▶ **Exercise instructions**
Images do not belong in the copy. Retype all the entries below exactly.

==== Data provided

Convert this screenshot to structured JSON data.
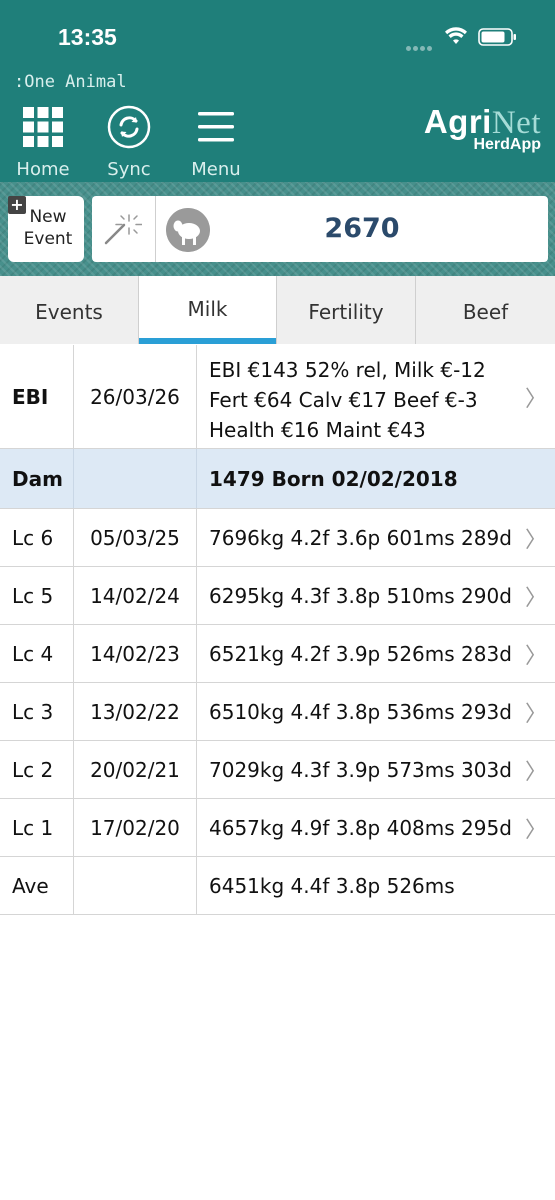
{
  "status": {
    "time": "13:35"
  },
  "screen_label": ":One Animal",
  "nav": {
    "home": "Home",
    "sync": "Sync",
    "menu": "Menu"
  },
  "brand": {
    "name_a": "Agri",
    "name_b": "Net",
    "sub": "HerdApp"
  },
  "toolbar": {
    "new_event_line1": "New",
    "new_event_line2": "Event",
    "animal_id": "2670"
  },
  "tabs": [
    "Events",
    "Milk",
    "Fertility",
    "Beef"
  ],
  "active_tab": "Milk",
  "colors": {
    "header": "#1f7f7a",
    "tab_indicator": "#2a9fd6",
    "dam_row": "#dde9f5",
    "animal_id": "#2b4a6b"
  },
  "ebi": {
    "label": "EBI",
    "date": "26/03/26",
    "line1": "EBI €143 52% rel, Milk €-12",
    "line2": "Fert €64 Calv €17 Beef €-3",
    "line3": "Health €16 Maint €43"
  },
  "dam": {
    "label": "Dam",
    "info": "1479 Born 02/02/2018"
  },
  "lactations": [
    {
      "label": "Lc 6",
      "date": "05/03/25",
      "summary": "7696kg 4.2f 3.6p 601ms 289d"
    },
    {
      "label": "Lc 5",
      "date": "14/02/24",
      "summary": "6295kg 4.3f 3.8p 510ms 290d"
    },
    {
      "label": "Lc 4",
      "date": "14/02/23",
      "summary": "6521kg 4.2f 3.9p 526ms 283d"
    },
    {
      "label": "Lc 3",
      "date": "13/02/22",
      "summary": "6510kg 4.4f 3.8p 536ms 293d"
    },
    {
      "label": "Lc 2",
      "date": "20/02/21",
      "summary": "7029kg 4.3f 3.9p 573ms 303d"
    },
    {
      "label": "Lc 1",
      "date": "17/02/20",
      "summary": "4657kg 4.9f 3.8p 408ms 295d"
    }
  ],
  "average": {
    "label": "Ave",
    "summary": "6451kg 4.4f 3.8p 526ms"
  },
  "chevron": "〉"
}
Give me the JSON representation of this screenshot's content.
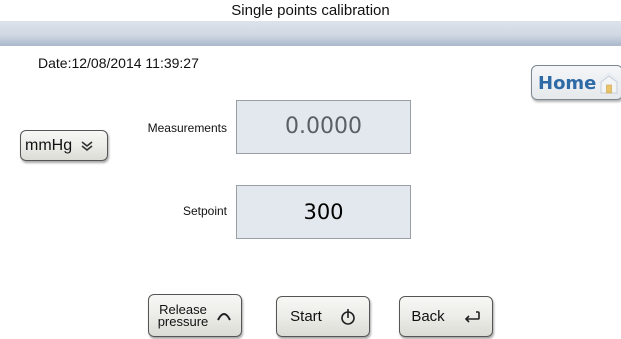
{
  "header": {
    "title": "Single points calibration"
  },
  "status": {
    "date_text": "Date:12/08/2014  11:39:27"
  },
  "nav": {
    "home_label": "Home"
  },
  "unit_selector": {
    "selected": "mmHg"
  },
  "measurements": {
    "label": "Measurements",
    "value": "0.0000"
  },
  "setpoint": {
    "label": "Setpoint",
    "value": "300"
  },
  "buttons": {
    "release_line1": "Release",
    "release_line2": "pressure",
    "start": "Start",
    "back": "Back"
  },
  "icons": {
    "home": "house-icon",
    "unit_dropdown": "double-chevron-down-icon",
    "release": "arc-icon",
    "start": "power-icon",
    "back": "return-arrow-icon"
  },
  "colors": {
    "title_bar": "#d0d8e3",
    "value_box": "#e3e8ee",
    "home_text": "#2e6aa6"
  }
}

========

▶ **Task solution**
Convert this screenshot to structured JSON data.
{
  "status": {
    "time": "13:35"
  },
  "screen_label": ":One Animal",
  "nav": {
    "home": "Home",
    "sync": "Sync",
    "menu": "Menu"
  },
  "brand": {
    "name_a": "Agri",
    "name_b": "Net",
    "sub": "HerdApp"
  },
  "toolbar": {
    "new_event_line1": "New",
    "new_event_line2": "Event",
    "animal_id": "2670"
  },
  "tabs": [
    "Events",
    "Milk",
    "Fertility",
    "Beef"
  ],
  "active_tab": "Milk",
  "colors": {
    "header": "#1f7f7a",
    "tab_indicator": "#2a9fd6",
    "dam_row": "#dde9f5",
    "animal_id": "#2b4a6b"
  },
  "ebi": {
    "label": "EBI",
    "date": "26/03/26",
    "line1": "EBI €143 52% rel, Milk €-12",
    "line2": "Fert €64 Calv €17 Beef €-3",
    "line3": "Health €16 Maint €43"
  },
  "dam": {
    "label": "Dam",
    "info": "1479 Born 02/02/2018"
  },
  "lactations": [
    {
      "label": "Lc 6",
      "date": "05/03/25",
      "summary": "7696kg 4.2f 3.6p 601ms 289d"
    },
    {
      "label": "Lc 5",
      "date": "14/02/24",
      "summary": "6295kg 4.3f 3.8p 510ms 290d"
    },
    {
      "label": "Lc 4",
      "date": "14/02/23",
      "summary": "6521kg 4.2f 3.9p 526ms 283d"
    },
    {
      "label": "Lc 3",
      "date": "13/02/22",
      "summary": "6510kg 4.4f 3.8p 536ms 293d"
    },
    {
      "label": "Lc 2",
      "date": "20/02/21",
      "summary": "7029kg 4.3f 3.9p 573ms 303d"
    },
    {
      "label": "Lc 1",
      "date": "17/02/20",
      "summary": "4657kg 4.9f 3.8p 408ms 295d"
    }
  ],
  "average": {
    "label": "Ave",
    "summary": "6451kg 4.4f 3.8p 526ms"
  },
  "chevron": "〉"
}
Give me the JSON representation of this screenshot's content.
{
  "header": {
    "title": "Single points calibration"
  },
  "status": {
    "date_text": "Date:12/08/2014  11:39:27"
  },
  "nav": {
    "home_label": "Home"
  },
  "unit_selector": {
    "selected": "mmHg"
  },
  "measurements": {
    "label": "Measurements",
    "value": "0.0000"
  },
  "setpoint": {
    "label": "Setpoint",
    "value": "300"
  },
  "buttons": {
    "release_line1": "Release",
    "release_line2": "pressure",
    "start": "Start",
    "back": "Back"
  },
  "icons": {
    "home": "house-icon",
    "unit_dropdown": "double-chevron-down-icon",
    "release": "arc-icon",
    "start": "power-icon",
    "back": "return-arrow-icon"
  },
  "colors": {
    "title_bar": "#d0d8e3",
    "value_box": "#e3e8ee",
    "home_text": "#2e6aa6"
  }
}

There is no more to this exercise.